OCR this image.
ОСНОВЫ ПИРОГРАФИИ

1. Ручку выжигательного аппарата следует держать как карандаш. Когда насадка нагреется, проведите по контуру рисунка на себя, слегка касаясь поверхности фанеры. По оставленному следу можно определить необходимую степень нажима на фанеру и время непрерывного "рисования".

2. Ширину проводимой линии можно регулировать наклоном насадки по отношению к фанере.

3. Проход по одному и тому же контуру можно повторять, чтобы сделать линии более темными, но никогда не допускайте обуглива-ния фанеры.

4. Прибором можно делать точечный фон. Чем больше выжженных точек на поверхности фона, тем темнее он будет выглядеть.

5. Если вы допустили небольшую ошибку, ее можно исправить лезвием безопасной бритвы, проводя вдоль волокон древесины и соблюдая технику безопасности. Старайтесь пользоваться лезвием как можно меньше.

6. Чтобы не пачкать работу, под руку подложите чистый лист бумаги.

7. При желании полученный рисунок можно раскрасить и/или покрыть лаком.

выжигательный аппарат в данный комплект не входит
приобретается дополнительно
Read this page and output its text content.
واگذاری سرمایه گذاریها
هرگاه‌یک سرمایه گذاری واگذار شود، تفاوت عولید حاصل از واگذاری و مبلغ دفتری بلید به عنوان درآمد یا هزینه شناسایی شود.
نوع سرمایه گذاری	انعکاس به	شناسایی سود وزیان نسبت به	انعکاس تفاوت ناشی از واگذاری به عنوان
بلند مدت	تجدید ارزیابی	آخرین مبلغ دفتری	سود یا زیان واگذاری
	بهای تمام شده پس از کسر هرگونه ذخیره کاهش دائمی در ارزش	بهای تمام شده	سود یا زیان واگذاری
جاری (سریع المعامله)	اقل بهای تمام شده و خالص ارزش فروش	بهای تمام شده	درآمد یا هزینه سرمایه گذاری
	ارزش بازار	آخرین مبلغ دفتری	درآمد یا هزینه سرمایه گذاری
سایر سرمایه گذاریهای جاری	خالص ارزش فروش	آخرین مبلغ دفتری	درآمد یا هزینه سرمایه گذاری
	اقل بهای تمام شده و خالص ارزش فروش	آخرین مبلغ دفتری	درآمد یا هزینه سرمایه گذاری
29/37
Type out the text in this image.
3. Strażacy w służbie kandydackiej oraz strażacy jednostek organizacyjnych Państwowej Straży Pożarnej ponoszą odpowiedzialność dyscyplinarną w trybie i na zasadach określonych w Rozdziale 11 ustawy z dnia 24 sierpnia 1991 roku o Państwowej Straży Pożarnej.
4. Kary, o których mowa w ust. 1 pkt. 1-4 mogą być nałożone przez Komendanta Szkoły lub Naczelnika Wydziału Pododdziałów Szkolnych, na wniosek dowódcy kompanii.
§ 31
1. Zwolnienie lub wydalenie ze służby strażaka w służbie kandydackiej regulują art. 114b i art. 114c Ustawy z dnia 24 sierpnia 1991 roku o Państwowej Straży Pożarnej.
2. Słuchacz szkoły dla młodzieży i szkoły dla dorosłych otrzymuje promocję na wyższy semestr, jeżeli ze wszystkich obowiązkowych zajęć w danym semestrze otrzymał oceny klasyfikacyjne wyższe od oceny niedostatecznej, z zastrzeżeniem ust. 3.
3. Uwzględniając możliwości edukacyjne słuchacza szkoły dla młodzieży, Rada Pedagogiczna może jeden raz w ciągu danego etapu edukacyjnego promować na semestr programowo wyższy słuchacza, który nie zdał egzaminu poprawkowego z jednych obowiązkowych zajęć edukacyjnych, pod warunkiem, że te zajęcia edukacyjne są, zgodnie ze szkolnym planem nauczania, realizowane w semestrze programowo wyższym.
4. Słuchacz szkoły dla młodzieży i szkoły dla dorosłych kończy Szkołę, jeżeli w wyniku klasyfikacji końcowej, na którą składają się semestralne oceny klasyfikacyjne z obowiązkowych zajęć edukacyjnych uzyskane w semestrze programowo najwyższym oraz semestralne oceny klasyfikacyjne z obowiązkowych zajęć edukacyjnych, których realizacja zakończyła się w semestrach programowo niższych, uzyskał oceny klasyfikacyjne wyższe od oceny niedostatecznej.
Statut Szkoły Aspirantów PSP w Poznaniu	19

+++

■ WHAT IS EXPECTED ■
Look through the records above and report how many lines hold the word "سرمایه", giving only the number.

■ COMPLETED TASK ■
7